--- What you are asked to do ---
Print all records exactly, leaving nothing out.

#####

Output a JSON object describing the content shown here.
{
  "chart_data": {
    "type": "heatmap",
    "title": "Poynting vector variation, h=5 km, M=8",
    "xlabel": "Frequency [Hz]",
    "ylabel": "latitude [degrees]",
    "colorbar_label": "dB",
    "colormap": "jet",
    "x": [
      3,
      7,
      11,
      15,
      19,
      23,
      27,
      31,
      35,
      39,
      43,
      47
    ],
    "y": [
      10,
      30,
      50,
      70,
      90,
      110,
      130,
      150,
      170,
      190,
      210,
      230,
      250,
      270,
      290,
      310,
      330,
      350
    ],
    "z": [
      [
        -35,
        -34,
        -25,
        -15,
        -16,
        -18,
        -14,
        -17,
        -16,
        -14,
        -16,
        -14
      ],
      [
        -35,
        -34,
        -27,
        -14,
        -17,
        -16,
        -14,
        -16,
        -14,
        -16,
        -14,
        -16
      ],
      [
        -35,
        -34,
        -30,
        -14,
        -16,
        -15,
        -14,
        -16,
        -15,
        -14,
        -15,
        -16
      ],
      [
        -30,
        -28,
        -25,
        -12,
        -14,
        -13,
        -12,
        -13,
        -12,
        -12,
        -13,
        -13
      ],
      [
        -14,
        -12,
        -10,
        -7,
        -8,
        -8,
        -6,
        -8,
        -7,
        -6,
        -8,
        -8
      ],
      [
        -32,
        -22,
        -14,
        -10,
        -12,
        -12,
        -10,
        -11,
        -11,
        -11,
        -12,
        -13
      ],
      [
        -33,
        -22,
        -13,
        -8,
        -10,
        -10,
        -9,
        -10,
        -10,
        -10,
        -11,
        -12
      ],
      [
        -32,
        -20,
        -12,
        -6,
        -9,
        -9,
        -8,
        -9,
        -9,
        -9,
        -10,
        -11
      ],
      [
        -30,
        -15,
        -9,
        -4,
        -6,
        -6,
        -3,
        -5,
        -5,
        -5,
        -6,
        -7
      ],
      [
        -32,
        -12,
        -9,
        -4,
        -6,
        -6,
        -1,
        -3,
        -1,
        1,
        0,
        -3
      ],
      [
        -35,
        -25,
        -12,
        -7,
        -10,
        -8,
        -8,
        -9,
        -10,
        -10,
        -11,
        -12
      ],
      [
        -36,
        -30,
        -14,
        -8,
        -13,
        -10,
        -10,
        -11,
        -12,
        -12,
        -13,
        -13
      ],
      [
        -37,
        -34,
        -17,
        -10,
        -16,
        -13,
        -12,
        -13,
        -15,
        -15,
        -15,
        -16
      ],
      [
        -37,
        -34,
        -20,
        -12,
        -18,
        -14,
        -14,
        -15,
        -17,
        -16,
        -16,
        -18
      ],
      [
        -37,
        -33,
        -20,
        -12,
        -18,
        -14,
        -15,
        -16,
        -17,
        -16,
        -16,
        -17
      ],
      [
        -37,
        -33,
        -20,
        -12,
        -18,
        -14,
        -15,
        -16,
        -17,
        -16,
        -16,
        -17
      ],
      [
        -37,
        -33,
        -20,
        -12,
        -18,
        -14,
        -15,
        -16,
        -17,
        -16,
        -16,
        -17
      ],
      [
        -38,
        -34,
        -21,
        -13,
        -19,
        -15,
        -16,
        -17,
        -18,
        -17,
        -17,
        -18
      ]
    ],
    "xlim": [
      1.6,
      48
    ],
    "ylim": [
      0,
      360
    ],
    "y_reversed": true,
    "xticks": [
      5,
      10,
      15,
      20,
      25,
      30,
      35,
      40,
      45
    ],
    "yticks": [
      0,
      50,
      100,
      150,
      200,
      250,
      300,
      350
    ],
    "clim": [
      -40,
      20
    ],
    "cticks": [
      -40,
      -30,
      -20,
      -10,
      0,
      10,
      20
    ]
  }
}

#####

--- Problem solution ---
Output a JSON object describing the content shown here.
{
  "chart_data": {
    "type": "heatmap",
    "title": "Poynting vector variation, h=5 km, M=8",
    "xlabel": "Frequency [Hz]",
    "ylabel": "latitude [degrees]",
    "colorbar_label": "dB",
    "colormap": "jet",
    "x": [
      3,
      7,
      11,
      15,
      19,
      23,
      27,
      31,
      35,
      39,
      43,
      47
    ],
    "y": [
      10,
      30,
      50,
      70,
      90,
      110,
      130,
      150,
      170,
      190,
      210,
      230,
      250,
      270,
      290,
      310,
      330,
      350
    ],
    "z": [
      [
        -35,
        -34,
        -25,
        -15,
        -16,
        -18,
        -14,
        -17,
        -16,
        -14,
        -16,
        -14
      ],
      [
        -35,
        -34,
        -27,
        -14,
        -17,
        -16,
        -14,
        -16,
        -14,
        -16,
        -14,
        -16
      ],
      [
        -35,
        -34,
        -30,
        -14,
        -16,
        -15,
        -14,
        -16,
        -15,
        -14,
        -15,
        -16
      ],
      [
        -30,
        -28,
        -25,
        -12,
        -14,
        -13,
        -12,
        -13,
        -12,
        -12,
        -13,
        -13
      ],
      [
        -14,
        -12,
        -10,
        -7,
        -8,
        -8,
        -6,
        -8,
        -7,
        -6,
        -8,
        -8
      ],
      [
        -32,
        -22,
        -14,
        -10,
        -12,
        -12,
        -10,
        -11,
        -11,
        -11,
        -12,
        -13
      ],
      [
        -33,
        -22,
        -13,
        -8,
        -10,
        -10,
        -9,
        -10,
        -10,
        -10,
        -11,
        -12
      ],
      [
        -32,
        -20,
        -12,
        -6,
        -9,
        -9,
        -8,
        -9,
        -9,
        -9,
        -10,
        -11
      ],
      [
        -30,
        -15,
        -9,
        -4,
        -6,
        -6,
        -3,
        -5,
        -5,
        -5,
        -6,
        -7
      ],
      [
        -32,
        -12,
        -9,
        -4,
        -6,
        -6,
        -1,
        -3,
        -1,
        1,
        0,
        -3
      ],
      [
        -35,
        -25,
        -12,
        -7,
        -10,
        -8,
        -8,
        -9,
        -10,
        -10,
        -11,
        -12
      ],
      [
        -36,
        -30,
        -14,
        -8,
        -13,
        -10,
        -10,
        -11,
        -12,
        -12,
        -13,
        -13
      ],
      [
        -37,
        -34,
        -17,
        -10,
        -16,
        -13,
        -12,
        -13,
        -15,
        -15,
        -15,
        -16
      ],
      [
        -37,
        -34,
        -20,
        -12,
        -18,
        -14,
        -14,
        -15,
        -17,
        -16,
        -16,
        -18
      ],
      [
        -37,
        -33,
        -20,
        -12,
        -18,
        -14,
        -15,
        -16,
        -17,
        -16,
        -16,
        -17
      ],
      [
        -37,
        -33,
        -20,
        -12,
        -18,
        -14,
        -15,
        -16,
        -17,
        -16,
        -16,
        -17
      ],
      [
        -37,
        -33,
        -20,
        -12,
        -18,
        -14,
        -15,
        -16,
        -17,
        -16,
        -16,
        -17
      ],
      [
        -38,
        -34,
        -21,
        -13,
        -19,
        -15,
        -16,
        -17,
        -18,
        -17,
        -17,
        -18
      ]
    ],
    "xlim": [
      1.6,
      48
    ],
    "ylim": [
      0,
      360
    ],
    "y_reversed": true,
    "xticks": [
      5,
      10,
      15,
      20,
      25,
      30,
      35,
      40,
      45
    ],
    "yticks": [
      0,
      50,
      100,
      150,
      200,
      250,
      300,
      350
    ],
    "clim": [
      -40,
      20
    ],
    "cticks": [
      -40,
      -30,
      -20,
      -10,
      0,
      10,
      20
    ]
  }
}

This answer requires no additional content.